**Set task**.
Leaving out the pictures, retype all the material exactly.

Entries from a dataset
........

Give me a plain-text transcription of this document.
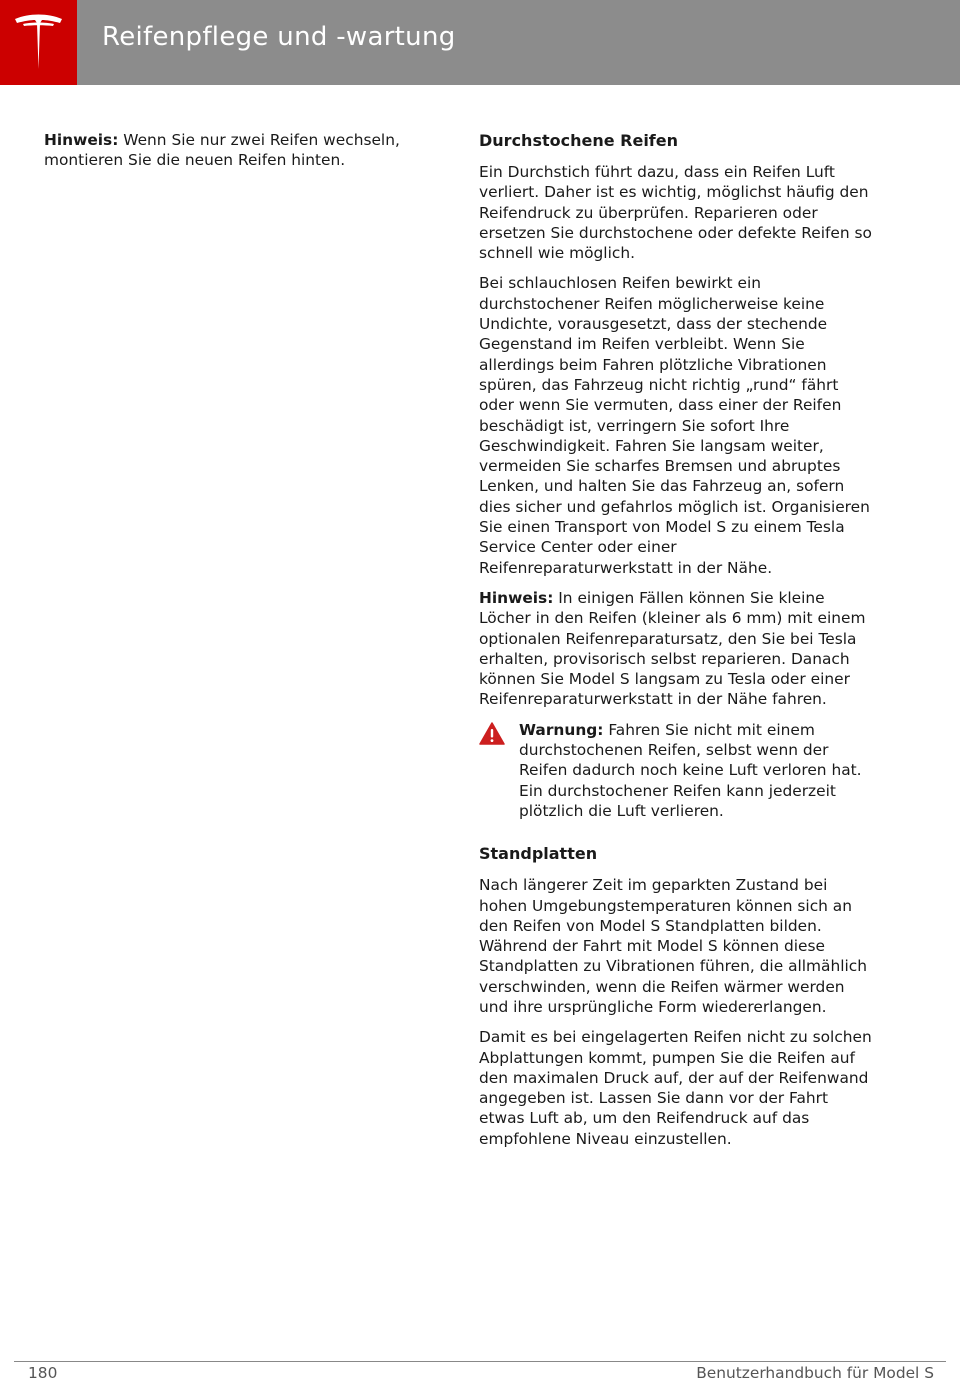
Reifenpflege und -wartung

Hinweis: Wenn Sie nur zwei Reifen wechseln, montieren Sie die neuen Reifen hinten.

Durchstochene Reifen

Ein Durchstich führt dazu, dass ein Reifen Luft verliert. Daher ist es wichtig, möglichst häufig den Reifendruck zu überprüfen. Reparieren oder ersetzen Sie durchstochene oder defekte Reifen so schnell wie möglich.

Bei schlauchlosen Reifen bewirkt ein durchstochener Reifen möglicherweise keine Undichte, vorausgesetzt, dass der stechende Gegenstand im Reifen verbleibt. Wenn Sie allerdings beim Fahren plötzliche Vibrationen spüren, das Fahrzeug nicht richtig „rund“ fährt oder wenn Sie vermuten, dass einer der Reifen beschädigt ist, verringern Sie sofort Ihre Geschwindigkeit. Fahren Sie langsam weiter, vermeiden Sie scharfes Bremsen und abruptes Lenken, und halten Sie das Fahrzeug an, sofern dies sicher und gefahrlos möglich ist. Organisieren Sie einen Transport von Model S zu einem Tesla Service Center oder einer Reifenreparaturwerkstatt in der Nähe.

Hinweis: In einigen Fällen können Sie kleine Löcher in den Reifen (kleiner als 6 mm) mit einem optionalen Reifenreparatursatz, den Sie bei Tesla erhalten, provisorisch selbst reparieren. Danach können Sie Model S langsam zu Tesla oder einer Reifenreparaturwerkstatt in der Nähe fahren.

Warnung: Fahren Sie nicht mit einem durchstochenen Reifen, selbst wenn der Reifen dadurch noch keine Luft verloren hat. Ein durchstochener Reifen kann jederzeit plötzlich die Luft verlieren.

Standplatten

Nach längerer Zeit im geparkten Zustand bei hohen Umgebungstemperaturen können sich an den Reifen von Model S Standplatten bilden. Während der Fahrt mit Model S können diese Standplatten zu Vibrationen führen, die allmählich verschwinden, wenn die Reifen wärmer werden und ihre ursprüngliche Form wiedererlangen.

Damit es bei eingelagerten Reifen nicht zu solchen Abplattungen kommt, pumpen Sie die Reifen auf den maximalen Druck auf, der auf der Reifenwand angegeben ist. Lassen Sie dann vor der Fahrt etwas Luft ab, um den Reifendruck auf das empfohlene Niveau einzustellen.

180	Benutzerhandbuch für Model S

........

**Answer to the task**.
Give me a plain-text transcription of this document.
Reifenpflege und -wartung

Hinweis: Wenn Sie nur zwei Reifen wechseln, montieren Sie die neuen Reifen hinten.

Durchstochene Reifen

Ein Durchstich führt dazu, dass ein Reifen Luft verliert. Daher ist es wichtig, möglichst häufig den Reifendruck zu überprüfen. Reparieren oder ersetzen Sie durchstochene oder defekte Reifen so schnell wie möglich.

Bei schlauchlosen Reifen bewirkt ein durchstochener Reifen möglicherweise keine Undichte, vorausgesetzt, dass der stechende Gegenstand im Reifen verbleibt. Wenn Sie allerdings beim Fahren plötzliche Vibrationen spüren, das Fahrzeug nicht richtig „rund“ fährt oder wenn Sie vermuten, dass einer der Reifen beschädigt ist, verringern Sie sofort Ihre Geschwindigkeit. Fahren Sie langsam weiter, vermeiden Sie scharfes Bremsen und abruptes Lenken, und halten Sie das Fahrzeug an, sofern dies sicher und gefahrlos möglich ist. Organisieren Sie einen Transport von Model S zu einem Tesla Service Center oder einer Reifenreparaturwerkstatt in der Nähe.

Hinweis: In einigen Fällen können Sie kleine Löcher in den Reifen (kleiner als 6 mm) mit einem optionalen Reifenreparatursatz, den Sie bei Tesla erhalten, provisorisch selbst reparieren. Danach können Sie Model S langsam zu Tesla oder einer Reifenreparaturwerkstatt in der Nähe fahren.

Warnung: Fahren Sie nicht mit einem durchstochenen Reifen, selbst wenn der Reifen dadurch noch keine Luft verloren hat. Ein durchstochener Reifen kann jederzeit plötzlich die Luft verlieren.

Standplatten

Nach längerer Zeit im geparkten Zustand bei hohen Umgebungstemperaturen können sich an den Reifen von Model S Standplatten bilden. Während der Fahrt mit Model S können diese Standplatten zu Vibrationen führen, die allmählich verschwinden, wenn die Reifen wärmer werden und ihre ursprüngliche Form wiedererlangen.

Damit es bei eingelagerten Reifen nicht zu solchen Abplattungen kommt, pumpen Sie die Reifen auf den maximalen Druck auf, der auf der Reifenwand angegeben ist. Lassen Sie dann vor der Fahrt etwas Luft ab, um den Reifendruck auf das empfohlene Niveau einzustellen.

180	Benutzerhandbuch für Model S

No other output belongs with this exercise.